▶ [REQUIREMENT]: Go through the listing and copy each line with the string "alan".

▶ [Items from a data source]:
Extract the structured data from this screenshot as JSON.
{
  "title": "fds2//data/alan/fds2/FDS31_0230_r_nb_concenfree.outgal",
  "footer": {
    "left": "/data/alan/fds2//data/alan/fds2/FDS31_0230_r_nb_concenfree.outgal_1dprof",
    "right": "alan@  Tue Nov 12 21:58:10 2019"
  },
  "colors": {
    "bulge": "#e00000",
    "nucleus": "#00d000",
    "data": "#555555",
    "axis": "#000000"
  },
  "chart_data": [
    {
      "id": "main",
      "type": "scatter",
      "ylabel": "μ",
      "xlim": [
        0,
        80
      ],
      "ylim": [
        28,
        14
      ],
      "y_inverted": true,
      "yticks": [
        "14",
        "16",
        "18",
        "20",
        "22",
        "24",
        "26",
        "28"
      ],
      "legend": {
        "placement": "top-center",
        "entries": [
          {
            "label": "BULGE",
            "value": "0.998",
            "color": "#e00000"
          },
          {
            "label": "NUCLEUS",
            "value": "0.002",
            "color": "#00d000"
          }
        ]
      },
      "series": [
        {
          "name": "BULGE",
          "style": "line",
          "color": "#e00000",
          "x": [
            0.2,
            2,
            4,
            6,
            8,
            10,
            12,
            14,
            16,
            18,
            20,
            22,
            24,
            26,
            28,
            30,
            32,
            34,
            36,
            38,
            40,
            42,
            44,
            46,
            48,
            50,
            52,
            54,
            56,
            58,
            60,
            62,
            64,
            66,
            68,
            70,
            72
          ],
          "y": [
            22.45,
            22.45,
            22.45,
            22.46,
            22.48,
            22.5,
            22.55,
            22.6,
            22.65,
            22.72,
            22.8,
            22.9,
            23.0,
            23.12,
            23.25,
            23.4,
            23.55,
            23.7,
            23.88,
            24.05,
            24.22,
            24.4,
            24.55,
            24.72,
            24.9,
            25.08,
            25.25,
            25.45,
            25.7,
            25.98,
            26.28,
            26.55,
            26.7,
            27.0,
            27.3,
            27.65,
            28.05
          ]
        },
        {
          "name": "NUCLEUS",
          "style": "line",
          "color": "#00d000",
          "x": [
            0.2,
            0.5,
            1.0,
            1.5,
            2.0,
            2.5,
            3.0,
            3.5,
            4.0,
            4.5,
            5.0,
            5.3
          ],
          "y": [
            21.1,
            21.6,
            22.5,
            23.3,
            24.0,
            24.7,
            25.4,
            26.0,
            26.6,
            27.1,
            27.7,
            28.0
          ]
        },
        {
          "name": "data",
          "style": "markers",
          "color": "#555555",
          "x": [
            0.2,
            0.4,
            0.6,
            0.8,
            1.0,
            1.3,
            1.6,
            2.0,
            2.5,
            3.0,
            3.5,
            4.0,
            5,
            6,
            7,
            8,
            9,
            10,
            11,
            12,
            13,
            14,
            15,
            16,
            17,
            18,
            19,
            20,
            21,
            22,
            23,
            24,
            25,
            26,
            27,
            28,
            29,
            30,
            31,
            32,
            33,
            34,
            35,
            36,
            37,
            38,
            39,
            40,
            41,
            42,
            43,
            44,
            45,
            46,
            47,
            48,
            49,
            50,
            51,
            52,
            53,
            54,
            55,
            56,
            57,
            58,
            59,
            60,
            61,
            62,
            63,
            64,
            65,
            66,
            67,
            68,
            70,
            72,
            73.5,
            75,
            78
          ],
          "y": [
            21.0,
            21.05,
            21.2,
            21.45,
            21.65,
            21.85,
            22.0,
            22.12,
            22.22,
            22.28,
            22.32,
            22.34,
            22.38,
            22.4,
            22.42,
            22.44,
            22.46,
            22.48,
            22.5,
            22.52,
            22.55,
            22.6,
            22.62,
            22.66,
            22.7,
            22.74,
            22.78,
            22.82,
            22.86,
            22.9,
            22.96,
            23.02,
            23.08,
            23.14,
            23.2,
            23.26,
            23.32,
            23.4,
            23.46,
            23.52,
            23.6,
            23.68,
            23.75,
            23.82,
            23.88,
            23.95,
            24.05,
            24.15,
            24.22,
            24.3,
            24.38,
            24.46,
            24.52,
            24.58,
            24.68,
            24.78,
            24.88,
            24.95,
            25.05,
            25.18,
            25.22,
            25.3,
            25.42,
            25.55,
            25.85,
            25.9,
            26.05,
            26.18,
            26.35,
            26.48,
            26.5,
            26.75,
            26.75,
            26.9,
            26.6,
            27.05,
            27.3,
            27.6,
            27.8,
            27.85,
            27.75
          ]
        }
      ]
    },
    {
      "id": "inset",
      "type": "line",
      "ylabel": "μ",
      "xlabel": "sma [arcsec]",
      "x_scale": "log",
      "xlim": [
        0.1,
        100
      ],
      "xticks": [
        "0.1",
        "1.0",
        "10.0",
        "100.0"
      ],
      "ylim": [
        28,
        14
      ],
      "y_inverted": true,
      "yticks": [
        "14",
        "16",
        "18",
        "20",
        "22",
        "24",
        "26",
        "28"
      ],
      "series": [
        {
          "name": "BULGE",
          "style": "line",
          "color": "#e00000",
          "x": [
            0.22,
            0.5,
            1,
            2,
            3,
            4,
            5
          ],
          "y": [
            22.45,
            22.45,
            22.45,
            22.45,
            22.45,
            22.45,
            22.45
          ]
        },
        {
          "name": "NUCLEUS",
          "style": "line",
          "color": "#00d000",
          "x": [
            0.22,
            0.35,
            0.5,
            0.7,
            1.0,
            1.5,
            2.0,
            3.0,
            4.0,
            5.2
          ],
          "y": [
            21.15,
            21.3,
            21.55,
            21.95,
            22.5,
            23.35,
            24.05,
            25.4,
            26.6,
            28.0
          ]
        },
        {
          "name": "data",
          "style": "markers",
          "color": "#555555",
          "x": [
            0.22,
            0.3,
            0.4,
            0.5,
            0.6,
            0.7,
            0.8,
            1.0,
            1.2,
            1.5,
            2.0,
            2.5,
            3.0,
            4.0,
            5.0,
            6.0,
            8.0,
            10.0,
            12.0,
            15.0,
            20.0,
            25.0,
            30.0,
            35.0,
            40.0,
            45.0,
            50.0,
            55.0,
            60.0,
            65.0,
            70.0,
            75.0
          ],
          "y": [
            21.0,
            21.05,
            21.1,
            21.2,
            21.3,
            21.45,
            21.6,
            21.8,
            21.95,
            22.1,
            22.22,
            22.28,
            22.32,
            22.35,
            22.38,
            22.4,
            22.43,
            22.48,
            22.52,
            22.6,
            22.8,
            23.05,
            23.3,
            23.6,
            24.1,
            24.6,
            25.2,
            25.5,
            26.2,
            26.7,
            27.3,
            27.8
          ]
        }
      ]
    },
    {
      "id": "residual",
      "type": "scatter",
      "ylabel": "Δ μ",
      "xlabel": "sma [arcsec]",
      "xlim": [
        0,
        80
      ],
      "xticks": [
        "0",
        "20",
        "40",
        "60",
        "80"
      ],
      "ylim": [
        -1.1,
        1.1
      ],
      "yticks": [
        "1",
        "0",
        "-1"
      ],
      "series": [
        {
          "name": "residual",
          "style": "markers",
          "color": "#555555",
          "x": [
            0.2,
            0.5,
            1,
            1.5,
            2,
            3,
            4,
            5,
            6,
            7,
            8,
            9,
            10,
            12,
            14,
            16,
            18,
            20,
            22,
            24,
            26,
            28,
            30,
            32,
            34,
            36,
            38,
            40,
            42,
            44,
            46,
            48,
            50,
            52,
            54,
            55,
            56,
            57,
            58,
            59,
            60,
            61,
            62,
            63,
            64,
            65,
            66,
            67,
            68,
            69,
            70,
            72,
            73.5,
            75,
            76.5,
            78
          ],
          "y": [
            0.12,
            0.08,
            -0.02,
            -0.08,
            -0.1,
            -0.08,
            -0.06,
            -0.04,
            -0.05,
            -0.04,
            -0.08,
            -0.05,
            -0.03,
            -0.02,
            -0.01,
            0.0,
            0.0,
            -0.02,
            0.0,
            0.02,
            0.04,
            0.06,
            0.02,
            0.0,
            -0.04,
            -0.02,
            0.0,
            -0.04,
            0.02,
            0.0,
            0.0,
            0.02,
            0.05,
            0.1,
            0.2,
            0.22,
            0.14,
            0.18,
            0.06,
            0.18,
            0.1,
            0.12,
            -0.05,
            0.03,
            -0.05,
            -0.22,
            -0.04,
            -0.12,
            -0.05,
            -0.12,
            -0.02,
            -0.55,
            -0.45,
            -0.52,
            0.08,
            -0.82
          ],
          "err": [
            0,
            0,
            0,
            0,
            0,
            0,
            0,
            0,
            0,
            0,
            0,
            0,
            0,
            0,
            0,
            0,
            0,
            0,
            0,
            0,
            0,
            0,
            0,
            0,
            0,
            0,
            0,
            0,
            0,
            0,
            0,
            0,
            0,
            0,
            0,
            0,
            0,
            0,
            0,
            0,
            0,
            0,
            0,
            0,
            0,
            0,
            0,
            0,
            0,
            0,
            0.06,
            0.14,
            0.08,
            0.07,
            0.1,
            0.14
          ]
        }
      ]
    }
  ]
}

▶ [TASK SOLUTION]:
  "title": "fds2//data/alan/fds2/FDS31_0230_r_nb_concenfree.outgal",
    "left": "/data/alan/fds2//data/alan/fds2/FDS31_0230_r_nb_concenfree.outgal_1dprof",
    "right": "alan@  Tue Nov 12 21:58:10 2019"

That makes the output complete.